§ **SOURCE MATERIAL**:

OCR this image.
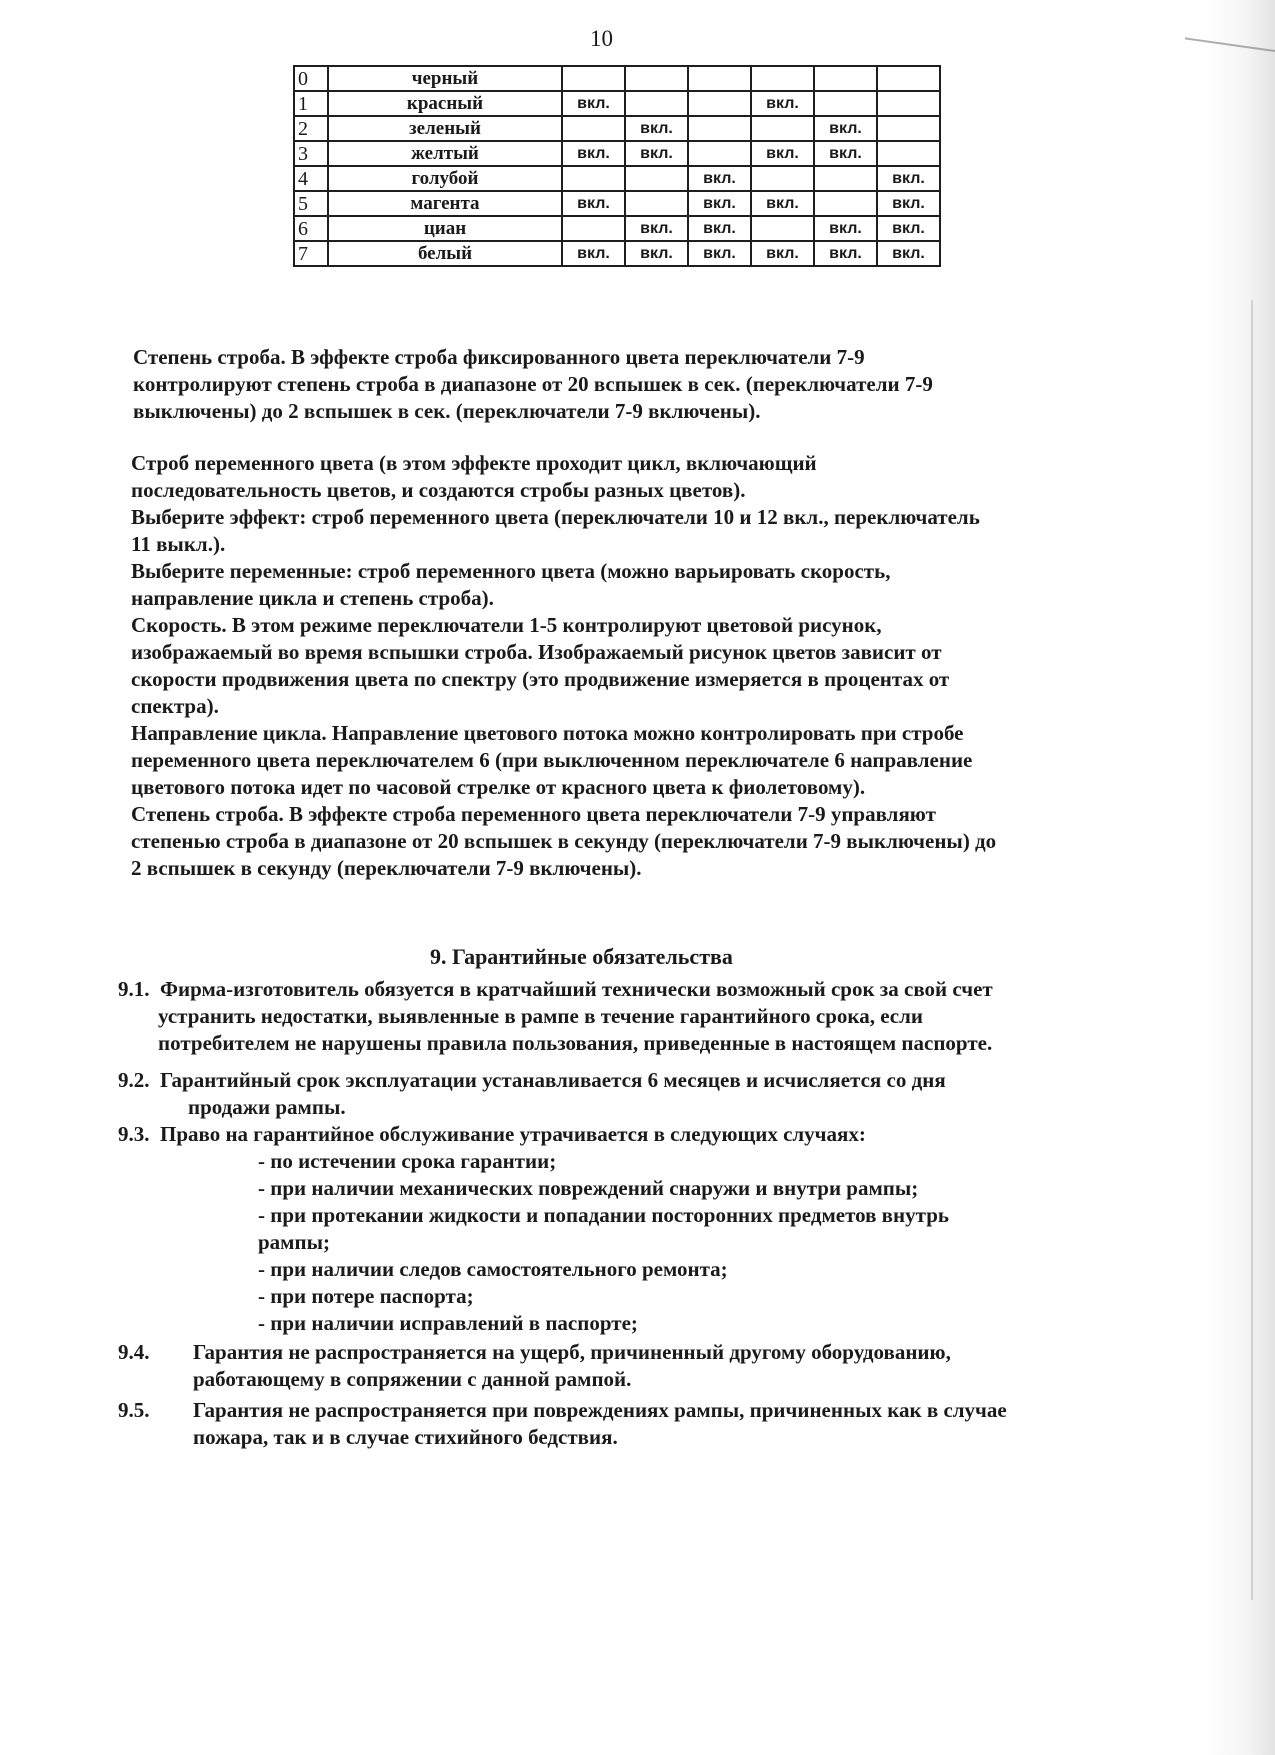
10
0	черный						
1	красный	вкл.			вкл.		
2	зеленый		вкл.			вкл.	
3	желтый	вкл.	вкл.		вкл.	вкл.	
4	голубой			вкл.			вкл.
5	магента	вкл.		вкл.	вкл.		вкл.
6	циан		вкл.	вкл.		вкл.	вкл.
7	белый	вкл.	вкл.	вкл.	вкл.	вкл.	вкл.
Степень строба. В эффекте строба фиксированного цвета переключатели 7-9
контролируют степень строба в диапазоне от 20 вспышек в сек. (переключатели 7-9
выключены) до 2 вспышек в сек. (переключатели 7-9 включены).
Строб переменного цвета (в этом эффекте проходит цикл, включающий
последовательность цветов, и создаются стробы разных цветов).
Выберите эффект: строб переменного цвета (переключатели 10 и 12 вкл., переключатель
11 выкл.).
Выберите переменные: строб переменного цвета (можно варьировать скорость,
направление цикла и степень строба).
Скорость. В этом режиме переключатели 1-5 контролируют цветовой рисунок,
изображаемый во время вспышки строба. Изображаемый рисунок цветов зависит от
скорости продвижения цвета по спектру (это продвижение измеряется в процентах от
спектра).
Направление цикла. Направление цветового потока можно контролировать при стробе
переменного цвета переключателем 6 (при выключенном переключателе 6 направление
цветового потока идет по часовой стрелке от красного цвета к фиолетовому).
Степень строба. В эффекте строба переменного цвета переключатели 7-9 управляют
степенью строба в диапазоне от 20 вспышек в секунду (переключатели 7-9 выключены) до
2 вспышек в секунду (переключатели 7-9 включены).
9. Гарантийные обязательства
9.1. Фирма-изготовитель обязуется в кратчайший технически возможный срок за свой счет
устранить недостатки, выявленные в рампе в течение гарантийного срока, если
потребителем не нарушены правила пользования, приведенные в настоящем паспорте.
9.2. Гарантийный срок эксплуатации устанавливается 6 месяцев и исчисляется со дня
продажи рампы.
9.3. Право на гарантийное обслуживание утрачивается в следующих случаях:
- по истечении срока гарантии;
- при наличии механических повреждений снаружи и внутри рампы;
- при протекании жидкости и попадании посторонних предметов внутрь
рампы;
- при наличии следов самостоятельного ремонта;
- при потере паспорта;
- при наличии исправлений в паспорте;
9.4.	Гарантия не распространяется на ущерб, причиненный другому оборудованию,
работающему в сопряжении с данной рампой.
9.5.	Гарантия не распространяется при повреждениях рампы, причиненных как в случае
пожара, так и в случае стихийного бедствия.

§ **CHALLENGE**: Your task is to repeat the material above exactly, without its pictures.

§ **RESPONSE**:
OCR this image.
10
0	черный						
1	красный	вкл.			вкл.		
2	зеленый		вкл.			вкл.	
3	желтый	вкл.	вкл.		вкл.	вкл.	
4	голубой			вкл.			вкл.
5	магента	вкл.		вкл.	вкл.		вкл.
6	циан		вкл.	вкл.		вкл.	вкл.
7	белый	вкл.	вкл.	вкл.	вкл.	вкл.	вкл.
Степень строба. В эффекте строба фиксированного цвета переключатели 7-9
контролируют степень строба в диапазоне от 20 вспышек в сек. (переключатели 7-9
выключены) до 2 вспышек в сек. (переключатели 7-9 включены).
Строб переменного цвета (в этом эффекте проходит цикл, включающий
последовательность цветов, и создаются стробы разных цветов).
Выберите эффект: строб переменного цвета (переключатели 10 и 12 вкл., переключатель
11 выкл.).
Выберите переменные: строб переменного цвета (можно варьировать скорость,
направление цикла и степень строба).
Скорость. В этом режиме переключатели 1-5 контролируют цветовой рисунок,
изображаемый во время вспышки строба. Изображаемый рисунок цветов зависит от
скорости продвижения цвета по спектру (это продвижение измеряется в процентах от
спектра).
Направление цикла. Направление цветового потока можно контролировать при стробе
переменного цвета переключателем 6 (при выключенном переключателе 6 направление
цветового потока идет по часовой стрелке от красного цвета к фиолетовому).
Степень строба. В эффекте строба переменного цвета переключатели 7-9 управляют
степенью строба в диапазоне от 20 вспышек в секунду (переключатели 7-9 выключены) до
2 вспышек в секунду (переключатели 7-9 включены).
9. Гарантийные обязательства
9.1. Фирма-изготовитель обязуется в кратчайший технически возможный срок за свой счет
устранить недостатки, выявленные в рампе в течение гарантийного срока, если
потребителем не нарушены правила пользования, приведенные в настоящем паспорте.
9.2. Гарантийный срок эксплуатации устанавливается 6 месяцев и исчисляется со дня
продажи рампы.
9.3. Право на гарантийное обслуживание утрачивается в следующих случаях:
- по истечении срока гарантии;
- при наличии механических повреждений снаружи и внутри рампы;
- при протекании жидкости и попадании посторонних предметов внутрь
рампы;
- при наличии следов самостоятельного ремонта;
- при потере паспорта;
- при наличии исправлений в паспорте;
9.4.	Гарантия не распространяется на ущерб, причиненный другому оборудованию,
работающему в сопряжении с данной рампой.
9.5.	Гарантия не распространяется при повреждениях рампы, причиненных как в случае
пожара, так и в случае стихийного бедствия.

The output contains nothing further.